**THE REQUEST:** Count every line of the material that holds the string "this". Respond with the total only.

**EXERCISE INPUT:**
□ □ □ □ □ □ □
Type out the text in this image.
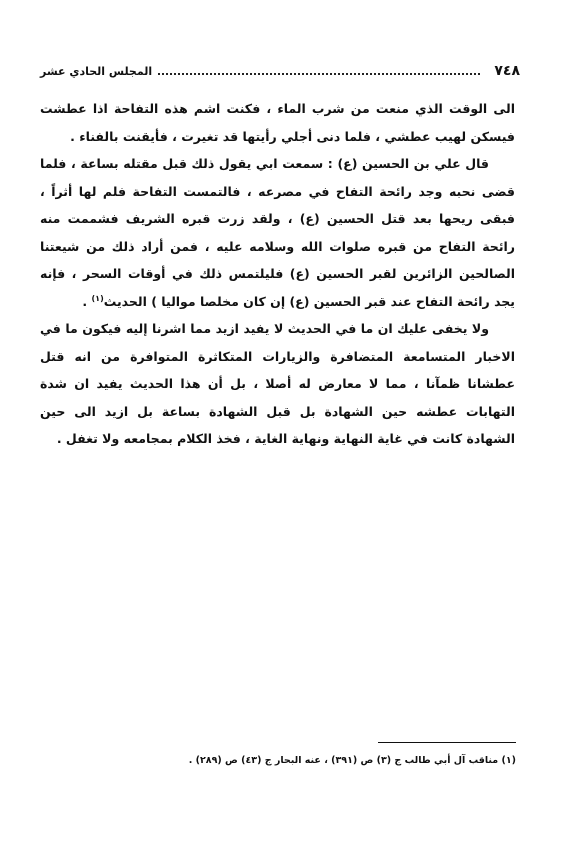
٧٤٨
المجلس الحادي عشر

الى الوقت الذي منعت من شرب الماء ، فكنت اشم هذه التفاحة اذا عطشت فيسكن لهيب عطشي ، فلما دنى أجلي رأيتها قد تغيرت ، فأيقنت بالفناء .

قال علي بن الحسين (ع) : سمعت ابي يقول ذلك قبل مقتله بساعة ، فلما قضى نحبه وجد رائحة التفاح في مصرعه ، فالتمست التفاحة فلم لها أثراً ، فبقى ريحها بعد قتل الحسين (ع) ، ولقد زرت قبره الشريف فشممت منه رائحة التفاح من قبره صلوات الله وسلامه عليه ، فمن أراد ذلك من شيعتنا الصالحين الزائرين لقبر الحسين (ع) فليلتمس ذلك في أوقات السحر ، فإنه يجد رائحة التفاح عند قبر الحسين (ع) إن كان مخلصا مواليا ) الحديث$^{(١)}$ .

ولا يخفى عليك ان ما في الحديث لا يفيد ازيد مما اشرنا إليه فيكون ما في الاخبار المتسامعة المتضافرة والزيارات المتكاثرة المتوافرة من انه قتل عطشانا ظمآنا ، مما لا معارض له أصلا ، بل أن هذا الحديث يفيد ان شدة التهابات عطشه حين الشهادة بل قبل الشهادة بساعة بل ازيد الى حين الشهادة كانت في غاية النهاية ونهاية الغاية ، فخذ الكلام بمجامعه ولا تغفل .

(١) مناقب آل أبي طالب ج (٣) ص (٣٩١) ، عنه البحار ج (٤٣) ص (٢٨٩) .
□ □ □ □ □ □ □
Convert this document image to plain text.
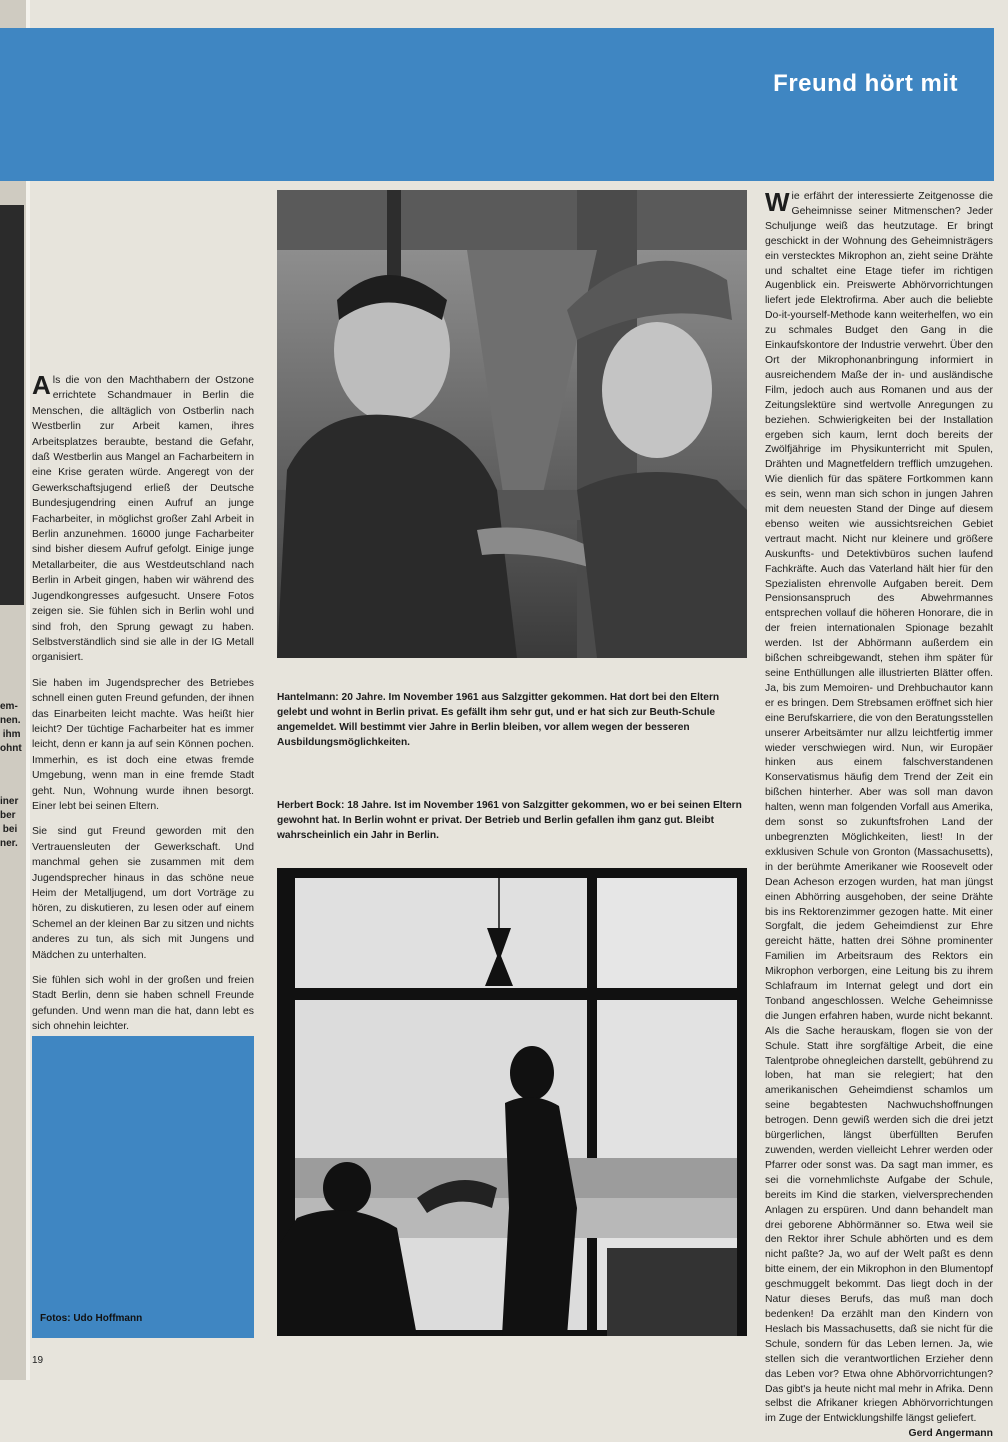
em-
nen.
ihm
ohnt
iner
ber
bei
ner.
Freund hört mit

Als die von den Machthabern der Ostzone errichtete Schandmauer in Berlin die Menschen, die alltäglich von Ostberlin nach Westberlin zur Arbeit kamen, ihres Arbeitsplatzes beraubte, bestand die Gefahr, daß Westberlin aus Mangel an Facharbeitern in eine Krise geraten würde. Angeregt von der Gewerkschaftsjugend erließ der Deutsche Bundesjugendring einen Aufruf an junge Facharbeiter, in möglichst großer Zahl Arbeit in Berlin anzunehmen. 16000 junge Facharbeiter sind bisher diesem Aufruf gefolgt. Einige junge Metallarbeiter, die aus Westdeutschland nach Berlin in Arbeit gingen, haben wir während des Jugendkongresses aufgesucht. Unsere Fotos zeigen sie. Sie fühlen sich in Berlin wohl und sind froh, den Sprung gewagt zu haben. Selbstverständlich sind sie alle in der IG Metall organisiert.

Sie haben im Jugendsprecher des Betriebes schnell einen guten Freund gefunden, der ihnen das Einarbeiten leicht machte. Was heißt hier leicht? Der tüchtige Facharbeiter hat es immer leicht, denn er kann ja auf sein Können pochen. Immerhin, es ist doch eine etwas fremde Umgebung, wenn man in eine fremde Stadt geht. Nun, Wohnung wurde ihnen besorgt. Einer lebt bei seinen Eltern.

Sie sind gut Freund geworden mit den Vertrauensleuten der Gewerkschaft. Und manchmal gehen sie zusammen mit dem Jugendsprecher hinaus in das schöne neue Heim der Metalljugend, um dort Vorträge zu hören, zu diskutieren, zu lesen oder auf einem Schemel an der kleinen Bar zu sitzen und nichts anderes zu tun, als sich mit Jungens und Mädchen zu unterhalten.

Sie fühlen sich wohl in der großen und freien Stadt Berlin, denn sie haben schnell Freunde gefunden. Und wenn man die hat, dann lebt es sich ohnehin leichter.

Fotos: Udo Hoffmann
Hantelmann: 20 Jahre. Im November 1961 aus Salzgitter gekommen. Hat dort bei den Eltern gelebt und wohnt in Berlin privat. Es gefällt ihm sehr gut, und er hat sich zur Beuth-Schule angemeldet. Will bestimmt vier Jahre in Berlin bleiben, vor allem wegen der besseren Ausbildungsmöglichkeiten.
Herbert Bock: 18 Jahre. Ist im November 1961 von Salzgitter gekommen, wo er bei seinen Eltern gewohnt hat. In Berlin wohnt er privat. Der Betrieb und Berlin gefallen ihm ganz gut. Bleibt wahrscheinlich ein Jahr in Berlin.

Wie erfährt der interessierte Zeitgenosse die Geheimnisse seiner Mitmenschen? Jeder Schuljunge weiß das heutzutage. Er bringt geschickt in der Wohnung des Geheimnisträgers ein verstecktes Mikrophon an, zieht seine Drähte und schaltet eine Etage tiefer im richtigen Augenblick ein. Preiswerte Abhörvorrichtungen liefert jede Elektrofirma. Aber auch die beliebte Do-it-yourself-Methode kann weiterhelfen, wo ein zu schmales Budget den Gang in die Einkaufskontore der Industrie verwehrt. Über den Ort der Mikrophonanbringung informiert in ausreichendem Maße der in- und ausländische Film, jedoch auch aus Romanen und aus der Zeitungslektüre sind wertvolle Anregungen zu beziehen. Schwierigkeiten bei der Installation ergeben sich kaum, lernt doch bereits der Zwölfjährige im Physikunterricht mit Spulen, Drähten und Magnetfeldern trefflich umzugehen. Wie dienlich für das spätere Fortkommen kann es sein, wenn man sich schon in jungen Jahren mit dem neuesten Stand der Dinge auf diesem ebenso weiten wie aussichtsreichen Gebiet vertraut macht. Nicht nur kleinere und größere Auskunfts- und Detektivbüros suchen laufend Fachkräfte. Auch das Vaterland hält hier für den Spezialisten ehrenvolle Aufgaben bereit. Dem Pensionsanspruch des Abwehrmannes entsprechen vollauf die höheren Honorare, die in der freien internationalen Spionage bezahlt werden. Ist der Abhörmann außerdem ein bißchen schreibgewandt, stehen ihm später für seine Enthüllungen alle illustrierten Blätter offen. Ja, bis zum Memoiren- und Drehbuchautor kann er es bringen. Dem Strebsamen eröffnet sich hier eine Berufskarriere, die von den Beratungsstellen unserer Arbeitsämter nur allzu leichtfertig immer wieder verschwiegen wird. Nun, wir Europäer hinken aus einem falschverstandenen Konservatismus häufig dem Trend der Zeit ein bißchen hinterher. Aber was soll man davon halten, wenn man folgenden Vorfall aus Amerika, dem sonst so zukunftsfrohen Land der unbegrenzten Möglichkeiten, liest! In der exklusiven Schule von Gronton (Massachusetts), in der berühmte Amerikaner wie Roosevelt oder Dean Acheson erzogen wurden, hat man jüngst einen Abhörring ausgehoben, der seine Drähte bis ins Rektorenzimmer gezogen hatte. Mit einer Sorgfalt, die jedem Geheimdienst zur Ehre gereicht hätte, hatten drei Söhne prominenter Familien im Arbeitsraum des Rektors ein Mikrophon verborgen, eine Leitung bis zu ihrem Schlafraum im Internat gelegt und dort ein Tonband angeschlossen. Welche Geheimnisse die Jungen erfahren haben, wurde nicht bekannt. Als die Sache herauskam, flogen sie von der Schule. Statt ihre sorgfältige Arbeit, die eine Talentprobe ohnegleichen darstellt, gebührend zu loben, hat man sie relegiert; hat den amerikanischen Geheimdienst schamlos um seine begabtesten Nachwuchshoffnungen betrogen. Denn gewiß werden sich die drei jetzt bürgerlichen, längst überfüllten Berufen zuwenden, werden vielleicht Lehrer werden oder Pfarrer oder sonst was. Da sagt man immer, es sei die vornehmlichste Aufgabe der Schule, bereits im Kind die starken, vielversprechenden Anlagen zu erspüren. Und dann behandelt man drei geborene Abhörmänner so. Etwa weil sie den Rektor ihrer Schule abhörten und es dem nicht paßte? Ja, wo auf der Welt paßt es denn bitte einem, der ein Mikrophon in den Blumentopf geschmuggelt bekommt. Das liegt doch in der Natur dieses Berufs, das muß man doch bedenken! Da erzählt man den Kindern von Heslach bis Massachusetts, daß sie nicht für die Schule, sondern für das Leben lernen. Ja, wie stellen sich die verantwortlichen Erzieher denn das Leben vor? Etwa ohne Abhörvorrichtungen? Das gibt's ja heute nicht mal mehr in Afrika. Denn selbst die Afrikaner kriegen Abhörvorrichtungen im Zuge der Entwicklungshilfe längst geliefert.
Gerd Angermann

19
□ □ □ □ □ □ □
**COMPLETE RESPONSE:** 2